### Task goal
Find how many lines hold the word "traducción". Give only the number.

### Some records
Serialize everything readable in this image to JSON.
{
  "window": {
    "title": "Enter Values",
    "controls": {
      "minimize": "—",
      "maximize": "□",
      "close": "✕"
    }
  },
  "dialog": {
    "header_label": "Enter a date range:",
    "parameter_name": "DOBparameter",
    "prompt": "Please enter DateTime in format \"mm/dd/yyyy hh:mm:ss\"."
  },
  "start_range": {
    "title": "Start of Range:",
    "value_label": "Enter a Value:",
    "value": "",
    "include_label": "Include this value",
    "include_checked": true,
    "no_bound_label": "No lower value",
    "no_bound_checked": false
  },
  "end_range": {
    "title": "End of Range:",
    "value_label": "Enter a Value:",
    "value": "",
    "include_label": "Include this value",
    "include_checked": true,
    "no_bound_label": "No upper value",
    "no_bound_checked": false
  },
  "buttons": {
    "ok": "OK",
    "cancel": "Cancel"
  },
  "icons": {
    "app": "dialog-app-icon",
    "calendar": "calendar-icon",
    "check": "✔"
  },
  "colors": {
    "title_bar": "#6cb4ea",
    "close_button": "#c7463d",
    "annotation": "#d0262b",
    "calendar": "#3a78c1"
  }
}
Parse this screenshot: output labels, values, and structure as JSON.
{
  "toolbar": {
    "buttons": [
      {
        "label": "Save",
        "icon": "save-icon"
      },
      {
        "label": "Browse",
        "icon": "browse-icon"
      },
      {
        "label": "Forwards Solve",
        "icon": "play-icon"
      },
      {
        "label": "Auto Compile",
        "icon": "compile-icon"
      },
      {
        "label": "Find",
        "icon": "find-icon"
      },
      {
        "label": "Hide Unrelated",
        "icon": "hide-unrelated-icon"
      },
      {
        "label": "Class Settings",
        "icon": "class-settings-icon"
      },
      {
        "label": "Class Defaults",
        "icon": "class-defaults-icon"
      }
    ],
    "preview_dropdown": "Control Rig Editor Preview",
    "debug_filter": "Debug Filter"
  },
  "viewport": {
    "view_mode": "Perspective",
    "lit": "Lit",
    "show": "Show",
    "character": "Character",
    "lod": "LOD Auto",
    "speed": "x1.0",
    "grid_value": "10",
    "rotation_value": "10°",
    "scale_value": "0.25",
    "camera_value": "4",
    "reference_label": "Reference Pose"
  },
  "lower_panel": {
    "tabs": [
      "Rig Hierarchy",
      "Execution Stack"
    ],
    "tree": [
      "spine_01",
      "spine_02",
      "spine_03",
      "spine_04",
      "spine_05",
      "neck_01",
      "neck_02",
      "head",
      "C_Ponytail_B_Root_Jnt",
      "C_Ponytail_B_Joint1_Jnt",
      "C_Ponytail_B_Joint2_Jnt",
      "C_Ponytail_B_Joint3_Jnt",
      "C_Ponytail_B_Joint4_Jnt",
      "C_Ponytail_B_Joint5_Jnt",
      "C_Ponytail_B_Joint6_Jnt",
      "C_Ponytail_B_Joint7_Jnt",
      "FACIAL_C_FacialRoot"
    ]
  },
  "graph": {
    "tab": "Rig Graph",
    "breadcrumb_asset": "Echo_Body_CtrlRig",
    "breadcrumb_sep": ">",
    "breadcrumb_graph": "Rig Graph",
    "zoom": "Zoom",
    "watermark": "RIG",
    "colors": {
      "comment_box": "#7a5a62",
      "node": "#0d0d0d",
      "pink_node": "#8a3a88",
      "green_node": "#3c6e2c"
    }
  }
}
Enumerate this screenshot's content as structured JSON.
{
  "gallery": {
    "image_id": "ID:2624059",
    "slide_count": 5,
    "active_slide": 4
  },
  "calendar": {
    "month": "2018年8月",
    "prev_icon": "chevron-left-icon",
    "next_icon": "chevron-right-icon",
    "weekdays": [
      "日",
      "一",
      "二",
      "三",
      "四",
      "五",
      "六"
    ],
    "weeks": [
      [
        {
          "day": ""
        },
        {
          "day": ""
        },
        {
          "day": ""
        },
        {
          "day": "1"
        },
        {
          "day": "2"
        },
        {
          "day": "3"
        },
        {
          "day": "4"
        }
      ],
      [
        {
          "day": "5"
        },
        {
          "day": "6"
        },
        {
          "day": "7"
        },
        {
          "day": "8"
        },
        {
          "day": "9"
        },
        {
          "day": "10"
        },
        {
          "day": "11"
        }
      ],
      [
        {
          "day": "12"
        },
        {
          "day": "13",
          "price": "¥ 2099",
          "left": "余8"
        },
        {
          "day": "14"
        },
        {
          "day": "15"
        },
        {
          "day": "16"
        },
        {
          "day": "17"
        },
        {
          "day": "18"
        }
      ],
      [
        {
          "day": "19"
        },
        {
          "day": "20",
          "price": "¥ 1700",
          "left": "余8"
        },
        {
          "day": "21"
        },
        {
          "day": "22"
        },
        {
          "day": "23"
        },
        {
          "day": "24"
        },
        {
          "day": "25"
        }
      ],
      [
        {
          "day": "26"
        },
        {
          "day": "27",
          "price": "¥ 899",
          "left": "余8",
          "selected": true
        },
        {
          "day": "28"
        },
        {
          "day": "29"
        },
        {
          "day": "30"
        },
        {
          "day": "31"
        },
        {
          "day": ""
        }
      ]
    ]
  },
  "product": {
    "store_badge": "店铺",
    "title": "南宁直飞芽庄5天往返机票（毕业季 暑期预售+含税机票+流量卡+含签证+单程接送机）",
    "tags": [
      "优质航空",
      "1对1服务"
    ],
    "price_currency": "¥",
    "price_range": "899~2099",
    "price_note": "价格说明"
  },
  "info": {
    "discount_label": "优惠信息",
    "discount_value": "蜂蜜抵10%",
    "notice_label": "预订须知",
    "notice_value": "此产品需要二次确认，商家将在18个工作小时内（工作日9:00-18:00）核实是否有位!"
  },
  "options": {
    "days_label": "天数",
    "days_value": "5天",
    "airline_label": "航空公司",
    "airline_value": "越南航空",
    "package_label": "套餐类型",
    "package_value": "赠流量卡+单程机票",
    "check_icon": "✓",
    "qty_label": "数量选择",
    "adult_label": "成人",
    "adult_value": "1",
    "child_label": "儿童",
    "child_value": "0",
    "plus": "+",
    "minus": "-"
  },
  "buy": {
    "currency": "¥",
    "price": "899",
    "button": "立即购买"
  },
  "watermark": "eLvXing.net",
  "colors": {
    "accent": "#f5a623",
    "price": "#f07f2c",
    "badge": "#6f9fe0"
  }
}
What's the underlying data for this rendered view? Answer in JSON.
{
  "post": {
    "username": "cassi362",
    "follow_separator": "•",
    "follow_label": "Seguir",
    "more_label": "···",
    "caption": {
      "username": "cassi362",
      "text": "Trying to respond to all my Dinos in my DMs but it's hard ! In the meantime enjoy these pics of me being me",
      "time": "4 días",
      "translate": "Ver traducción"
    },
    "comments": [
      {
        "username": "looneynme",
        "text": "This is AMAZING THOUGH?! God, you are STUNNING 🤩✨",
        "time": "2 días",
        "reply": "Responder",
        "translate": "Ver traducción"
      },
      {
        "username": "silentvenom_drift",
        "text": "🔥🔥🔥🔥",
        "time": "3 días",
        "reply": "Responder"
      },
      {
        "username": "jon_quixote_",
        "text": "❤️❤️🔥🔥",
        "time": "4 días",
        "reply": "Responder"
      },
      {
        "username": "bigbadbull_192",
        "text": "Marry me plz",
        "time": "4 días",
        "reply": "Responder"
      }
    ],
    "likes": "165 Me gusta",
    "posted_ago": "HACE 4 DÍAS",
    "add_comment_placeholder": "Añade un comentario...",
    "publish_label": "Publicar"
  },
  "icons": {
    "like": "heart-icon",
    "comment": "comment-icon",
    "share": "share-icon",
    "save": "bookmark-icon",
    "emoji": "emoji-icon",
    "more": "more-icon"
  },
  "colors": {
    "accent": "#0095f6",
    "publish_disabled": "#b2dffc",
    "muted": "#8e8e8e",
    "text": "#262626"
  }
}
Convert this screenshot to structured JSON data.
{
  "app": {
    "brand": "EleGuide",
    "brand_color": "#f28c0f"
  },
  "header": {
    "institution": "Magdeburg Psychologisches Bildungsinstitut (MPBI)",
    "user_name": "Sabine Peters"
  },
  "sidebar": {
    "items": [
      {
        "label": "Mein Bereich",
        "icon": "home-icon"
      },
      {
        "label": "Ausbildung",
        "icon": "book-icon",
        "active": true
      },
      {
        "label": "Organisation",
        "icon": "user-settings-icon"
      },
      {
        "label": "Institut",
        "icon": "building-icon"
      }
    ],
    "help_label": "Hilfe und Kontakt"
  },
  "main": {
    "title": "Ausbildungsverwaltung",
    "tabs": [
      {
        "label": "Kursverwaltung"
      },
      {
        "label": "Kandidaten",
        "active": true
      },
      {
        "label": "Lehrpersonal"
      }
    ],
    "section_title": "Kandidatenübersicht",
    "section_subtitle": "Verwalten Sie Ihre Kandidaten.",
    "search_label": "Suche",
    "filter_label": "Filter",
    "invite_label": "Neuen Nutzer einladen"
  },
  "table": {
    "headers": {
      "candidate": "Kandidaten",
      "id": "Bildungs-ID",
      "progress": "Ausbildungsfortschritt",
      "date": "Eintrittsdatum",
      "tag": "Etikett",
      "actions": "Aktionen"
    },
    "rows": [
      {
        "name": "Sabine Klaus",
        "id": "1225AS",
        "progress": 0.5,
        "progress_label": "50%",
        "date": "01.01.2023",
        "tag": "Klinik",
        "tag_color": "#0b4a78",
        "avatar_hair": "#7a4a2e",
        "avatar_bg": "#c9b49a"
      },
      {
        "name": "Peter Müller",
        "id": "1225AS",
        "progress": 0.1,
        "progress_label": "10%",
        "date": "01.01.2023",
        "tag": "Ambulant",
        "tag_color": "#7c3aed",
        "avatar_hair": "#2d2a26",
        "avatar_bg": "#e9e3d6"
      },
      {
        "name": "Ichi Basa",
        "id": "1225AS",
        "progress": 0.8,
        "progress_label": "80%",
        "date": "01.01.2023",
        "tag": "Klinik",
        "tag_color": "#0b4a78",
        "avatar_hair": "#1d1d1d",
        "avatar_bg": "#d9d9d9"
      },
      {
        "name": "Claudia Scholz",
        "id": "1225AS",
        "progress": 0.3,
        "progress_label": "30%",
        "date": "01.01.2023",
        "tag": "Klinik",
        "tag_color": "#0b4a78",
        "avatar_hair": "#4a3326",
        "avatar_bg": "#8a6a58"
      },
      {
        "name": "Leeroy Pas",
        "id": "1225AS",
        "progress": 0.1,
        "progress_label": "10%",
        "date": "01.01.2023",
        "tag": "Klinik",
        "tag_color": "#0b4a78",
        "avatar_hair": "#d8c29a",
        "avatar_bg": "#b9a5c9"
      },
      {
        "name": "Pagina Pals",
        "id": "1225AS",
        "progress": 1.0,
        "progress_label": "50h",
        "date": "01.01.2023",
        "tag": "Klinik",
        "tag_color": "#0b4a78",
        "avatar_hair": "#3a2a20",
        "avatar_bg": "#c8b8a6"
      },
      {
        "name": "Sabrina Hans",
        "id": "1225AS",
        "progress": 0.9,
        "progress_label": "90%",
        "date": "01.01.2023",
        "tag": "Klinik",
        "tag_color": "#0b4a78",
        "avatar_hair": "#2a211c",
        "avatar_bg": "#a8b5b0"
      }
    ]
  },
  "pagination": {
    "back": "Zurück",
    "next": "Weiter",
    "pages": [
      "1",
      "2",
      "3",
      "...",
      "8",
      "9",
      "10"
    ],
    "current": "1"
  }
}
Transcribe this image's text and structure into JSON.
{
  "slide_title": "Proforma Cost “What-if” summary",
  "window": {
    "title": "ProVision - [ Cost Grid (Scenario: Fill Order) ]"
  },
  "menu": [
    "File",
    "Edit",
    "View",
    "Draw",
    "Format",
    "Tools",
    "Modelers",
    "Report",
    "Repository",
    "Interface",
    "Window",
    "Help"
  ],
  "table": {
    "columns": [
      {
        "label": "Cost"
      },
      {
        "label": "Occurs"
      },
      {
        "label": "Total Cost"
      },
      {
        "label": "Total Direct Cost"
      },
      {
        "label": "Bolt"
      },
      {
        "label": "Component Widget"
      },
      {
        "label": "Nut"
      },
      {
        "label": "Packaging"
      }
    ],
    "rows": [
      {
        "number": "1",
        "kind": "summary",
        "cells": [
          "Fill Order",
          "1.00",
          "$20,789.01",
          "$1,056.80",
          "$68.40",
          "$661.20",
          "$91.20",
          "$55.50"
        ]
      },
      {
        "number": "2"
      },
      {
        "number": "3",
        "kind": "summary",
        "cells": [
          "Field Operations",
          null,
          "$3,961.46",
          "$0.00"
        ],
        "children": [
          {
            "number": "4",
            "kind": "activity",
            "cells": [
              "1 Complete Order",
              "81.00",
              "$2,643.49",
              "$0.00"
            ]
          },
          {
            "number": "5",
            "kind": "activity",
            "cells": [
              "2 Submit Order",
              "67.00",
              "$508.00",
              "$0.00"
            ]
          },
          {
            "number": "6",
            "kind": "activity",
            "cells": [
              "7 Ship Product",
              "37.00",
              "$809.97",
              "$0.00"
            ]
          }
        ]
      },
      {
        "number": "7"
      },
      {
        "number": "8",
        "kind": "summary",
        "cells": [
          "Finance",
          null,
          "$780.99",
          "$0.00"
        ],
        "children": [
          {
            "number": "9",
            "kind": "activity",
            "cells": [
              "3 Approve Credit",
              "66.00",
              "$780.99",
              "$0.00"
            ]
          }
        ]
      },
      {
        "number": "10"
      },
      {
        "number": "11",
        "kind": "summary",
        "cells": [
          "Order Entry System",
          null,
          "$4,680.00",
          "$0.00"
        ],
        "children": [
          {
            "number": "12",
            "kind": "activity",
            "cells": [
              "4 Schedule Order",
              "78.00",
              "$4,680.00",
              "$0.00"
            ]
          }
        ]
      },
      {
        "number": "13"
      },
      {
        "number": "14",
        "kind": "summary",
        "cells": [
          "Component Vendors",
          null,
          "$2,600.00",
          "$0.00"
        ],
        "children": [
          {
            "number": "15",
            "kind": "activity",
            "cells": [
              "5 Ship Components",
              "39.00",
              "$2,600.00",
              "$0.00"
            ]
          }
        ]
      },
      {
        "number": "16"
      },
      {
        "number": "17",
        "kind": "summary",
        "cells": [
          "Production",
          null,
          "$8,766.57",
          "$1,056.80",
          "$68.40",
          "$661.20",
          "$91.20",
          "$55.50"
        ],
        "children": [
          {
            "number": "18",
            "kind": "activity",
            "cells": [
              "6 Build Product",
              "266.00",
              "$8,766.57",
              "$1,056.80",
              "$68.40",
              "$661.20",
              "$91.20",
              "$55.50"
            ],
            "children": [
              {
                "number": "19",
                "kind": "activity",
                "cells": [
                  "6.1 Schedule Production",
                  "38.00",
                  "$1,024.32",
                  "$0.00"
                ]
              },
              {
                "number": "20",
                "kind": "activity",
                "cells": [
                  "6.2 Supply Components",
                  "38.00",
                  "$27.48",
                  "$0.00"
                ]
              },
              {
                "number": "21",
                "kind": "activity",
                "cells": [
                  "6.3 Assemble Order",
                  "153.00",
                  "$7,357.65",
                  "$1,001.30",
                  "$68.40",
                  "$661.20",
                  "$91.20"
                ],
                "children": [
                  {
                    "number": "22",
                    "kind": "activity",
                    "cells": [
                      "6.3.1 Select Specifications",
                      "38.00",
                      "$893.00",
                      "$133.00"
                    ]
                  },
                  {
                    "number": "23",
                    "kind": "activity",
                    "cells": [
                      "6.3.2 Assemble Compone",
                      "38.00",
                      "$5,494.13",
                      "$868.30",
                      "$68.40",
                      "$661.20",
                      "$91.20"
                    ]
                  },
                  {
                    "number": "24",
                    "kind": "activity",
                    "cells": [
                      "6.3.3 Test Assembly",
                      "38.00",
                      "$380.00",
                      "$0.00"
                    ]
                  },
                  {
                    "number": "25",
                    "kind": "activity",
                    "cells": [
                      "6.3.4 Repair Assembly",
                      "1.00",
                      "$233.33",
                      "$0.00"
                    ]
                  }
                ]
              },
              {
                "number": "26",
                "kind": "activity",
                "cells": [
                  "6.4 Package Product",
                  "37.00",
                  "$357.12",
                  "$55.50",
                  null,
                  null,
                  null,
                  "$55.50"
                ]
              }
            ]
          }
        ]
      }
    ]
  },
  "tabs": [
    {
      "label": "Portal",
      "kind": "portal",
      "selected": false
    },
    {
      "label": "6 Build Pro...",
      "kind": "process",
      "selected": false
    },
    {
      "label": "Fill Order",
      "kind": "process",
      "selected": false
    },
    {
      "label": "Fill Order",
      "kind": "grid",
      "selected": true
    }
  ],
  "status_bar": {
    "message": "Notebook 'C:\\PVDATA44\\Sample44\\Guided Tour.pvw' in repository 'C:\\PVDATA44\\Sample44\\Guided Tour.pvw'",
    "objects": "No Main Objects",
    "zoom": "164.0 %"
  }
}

### Result of this task
2